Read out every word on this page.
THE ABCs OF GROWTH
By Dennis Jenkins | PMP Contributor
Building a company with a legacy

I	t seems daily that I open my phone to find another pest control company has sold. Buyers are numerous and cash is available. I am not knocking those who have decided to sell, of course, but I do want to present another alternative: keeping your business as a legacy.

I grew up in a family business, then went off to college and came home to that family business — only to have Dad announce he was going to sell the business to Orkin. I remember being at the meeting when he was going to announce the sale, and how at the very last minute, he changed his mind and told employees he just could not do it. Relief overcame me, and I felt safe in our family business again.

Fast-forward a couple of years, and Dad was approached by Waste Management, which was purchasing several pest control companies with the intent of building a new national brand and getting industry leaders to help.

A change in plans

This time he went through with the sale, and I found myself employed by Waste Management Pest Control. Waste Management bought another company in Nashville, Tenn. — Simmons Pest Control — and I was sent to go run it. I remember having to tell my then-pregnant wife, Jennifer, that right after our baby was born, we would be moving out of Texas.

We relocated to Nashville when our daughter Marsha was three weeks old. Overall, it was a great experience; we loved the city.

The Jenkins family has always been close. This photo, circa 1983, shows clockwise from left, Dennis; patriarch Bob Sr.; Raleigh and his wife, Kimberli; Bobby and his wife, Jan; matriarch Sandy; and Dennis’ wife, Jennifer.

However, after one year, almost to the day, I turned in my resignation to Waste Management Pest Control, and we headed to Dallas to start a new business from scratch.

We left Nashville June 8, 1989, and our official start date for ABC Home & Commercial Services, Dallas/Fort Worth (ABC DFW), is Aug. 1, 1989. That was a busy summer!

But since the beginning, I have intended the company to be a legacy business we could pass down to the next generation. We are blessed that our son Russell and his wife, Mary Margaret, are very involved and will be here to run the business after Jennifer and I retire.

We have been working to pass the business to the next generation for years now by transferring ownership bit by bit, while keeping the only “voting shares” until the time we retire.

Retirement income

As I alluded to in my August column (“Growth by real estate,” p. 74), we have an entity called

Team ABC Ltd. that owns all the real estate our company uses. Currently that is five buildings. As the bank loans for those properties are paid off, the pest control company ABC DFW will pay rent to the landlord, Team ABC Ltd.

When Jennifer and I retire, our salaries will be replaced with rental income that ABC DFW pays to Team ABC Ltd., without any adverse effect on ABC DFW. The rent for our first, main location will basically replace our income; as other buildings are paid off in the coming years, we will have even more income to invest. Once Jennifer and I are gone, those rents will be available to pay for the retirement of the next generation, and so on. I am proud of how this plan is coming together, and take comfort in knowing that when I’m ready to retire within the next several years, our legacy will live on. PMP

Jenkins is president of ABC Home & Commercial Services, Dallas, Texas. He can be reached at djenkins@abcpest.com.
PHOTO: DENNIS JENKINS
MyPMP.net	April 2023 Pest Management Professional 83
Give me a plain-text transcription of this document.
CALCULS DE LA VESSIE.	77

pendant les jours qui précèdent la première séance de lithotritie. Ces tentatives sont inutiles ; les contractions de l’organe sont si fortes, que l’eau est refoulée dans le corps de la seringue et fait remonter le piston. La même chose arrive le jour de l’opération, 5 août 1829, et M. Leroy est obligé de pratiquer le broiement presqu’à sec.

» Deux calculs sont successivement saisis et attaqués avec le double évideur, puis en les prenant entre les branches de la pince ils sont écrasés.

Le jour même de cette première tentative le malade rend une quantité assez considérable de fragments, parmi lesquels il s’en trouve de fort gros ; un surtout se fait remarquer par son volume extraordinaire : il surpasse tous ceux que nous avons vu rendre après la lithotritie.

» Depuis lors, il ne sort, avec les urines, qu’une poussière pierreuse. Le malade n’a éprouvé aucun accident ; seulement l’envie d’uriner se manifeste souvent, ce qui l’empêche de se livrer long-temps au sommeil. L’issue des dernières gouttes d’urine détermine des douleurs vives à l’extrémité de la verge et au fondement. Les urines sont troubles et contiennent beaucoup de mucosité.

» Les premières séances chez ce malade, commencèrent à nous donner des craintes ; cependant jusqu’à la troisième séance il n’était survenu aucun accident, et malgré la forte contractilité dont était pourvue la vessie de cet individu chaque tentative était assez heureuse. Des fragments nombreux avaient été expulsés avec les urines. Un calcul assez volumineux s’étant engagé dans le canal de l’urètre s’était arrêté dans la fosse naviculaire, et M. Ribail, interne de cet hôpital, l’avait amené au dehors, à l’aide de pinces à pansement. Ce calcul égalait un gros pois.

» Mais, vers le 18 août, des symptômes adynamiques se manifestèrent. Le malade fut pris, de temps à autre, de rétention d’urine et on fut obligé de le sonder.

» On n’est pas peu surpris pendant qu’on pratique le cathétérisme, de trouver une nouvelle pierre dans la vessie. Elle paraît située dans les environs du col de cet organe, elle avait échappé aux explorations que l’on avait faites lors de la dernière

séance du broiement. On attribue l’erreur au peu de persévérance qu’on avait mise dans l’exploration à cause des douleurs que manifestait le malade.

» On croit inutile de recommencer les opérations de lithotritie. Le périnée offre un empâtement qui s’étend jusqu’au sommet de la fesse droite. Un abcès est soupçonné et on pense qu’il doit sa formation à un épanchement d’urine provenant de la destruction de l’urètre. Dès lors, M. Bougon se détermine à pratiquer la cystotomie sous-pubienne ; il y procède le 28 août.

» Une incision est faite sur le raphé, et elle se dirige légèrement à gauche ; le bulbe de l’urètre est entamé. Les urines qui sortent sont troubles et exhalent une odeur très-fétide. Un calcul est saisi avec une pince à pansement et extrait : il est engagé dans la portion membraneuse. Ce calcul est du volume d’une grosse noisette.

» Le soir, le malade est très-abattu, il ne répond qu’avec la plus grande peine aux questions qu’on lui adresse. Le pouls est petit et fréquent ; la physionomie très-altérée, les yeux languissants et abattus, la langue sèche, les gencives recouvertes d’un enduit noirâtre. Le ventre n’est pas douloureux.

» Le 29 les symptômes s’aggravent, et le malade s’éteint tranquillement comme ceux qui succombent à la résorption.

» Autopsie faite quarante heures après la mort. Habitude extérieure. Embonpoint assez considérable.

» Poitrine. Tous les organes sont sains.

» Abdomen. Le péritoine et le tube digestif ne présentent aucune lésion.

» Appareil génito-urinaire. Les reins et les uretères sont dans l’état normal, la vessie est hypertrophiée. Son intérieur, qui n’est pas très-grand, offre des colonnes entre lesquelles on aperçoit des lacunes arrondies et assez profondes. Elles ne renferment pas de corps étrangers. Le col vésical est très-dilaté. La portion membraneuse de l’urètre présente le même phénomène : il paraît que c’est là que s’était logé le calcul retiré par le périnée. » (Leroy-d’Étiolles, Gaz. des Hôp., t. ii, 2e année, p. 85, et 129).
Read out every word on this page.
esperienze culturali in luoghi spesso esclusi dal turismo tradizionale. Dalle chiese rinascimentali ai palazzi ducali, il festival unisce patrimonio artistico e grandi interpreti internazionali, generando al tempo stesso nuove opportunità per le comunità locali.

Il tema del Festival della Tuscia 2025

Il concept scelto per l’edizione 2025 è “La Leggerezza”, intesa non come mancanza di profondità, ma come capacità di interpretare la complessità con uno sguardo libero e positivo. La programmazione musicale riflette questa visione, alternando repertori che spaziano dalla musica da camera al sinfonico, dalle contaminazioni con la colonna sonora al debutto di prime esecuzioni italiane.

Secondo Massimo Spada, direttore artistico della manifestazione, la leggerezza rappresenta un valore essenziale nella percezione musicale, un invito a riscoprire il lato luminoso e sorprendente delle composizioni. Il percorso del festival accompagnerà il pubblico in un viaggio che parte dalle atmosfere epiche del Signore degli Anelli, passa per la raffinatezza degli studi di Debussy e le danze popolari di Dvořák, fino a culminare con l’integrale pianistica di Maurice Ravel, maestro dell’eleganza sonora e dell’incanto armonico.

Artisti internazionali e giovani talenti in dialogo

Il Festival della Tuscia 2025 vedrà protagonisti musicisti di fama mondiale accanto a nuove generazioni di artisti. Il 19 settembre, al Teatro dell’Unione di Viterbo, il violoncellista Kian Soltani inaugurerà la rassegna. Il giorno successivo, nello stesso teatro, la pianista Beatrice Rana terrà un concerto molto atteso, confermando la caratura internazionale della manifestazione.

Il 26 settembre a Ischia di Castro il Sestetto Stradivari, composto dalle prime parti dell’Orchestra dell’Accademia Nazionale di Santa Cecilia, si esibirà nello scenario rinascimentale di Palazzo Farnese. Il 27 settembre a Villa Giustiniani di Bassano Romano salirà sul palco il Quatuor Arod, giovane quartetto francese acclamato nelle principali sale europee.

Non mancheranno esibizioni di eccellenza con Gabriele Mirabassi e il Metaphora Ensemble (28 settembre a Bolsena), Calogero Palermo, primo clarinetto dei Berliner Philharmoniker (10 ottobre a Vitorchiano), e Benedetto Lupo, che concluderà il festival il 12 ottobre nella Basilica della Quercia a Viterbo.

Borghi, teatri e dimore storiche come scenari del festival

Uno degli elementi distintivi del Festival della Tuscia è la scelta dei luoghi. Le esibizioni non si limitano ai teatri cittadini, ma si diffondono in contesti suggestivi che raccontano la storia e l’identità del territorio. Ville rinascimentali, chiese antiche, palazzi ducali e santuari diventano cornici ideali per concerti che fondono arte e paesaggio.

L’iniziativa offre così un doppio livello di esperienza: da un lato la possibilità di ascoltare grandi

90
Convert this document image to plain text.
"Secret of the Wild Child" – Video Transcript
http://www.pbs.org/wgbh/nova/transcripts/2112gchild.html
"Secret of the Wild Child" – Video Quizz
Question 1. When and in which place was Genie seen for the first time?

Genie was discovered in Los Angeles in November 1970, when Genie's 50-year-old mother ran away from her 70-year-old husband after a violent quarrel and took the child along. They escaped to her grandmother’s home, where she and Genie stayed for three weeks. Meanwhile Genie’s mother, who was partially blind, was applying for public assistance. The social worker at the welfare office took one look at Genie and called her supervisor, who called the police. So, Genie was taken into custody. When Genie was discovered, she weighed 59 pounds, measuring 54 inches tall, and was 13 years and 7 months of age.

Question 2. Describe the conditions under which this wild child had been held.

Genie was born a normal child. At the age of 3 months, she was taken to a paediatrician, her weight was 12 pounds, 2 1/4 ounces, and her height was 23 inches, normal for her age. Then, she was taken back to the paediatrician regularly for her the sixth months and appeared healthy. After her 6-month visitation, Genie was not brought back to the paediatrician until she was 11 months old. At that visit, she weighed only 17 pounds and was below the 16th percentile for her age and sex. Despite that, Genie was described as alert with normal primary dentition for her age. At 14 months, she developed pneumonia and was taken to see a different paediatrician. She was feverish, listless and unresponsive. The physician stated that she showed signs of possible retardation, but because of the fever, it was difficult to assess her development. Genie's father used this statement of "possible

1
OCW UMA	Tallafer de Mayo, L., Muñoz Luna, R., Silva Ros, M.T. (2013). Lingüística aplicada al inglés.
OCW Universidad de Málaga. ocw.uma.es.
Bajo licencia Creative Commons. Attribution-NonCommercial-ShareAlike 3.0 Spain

——————————

## Exercise
Show all lines in the entries above where the string "Texas" appears.

## Written response
This time he went through with the sale, and I found myself employed by Waste Management Pest Control. Waste Management bought another company in Nashville, Tenn. — Simmons Pest Control — and I was sent to go run it. I remember having to tell my then-pregnant wife, Jennifer, that right after our baby was born, we would be moving out of Texas.
Jenkins is president of ABC Home & Commercial Services, Dallas, Texas. He can be reached at djenkins@abcpest.com.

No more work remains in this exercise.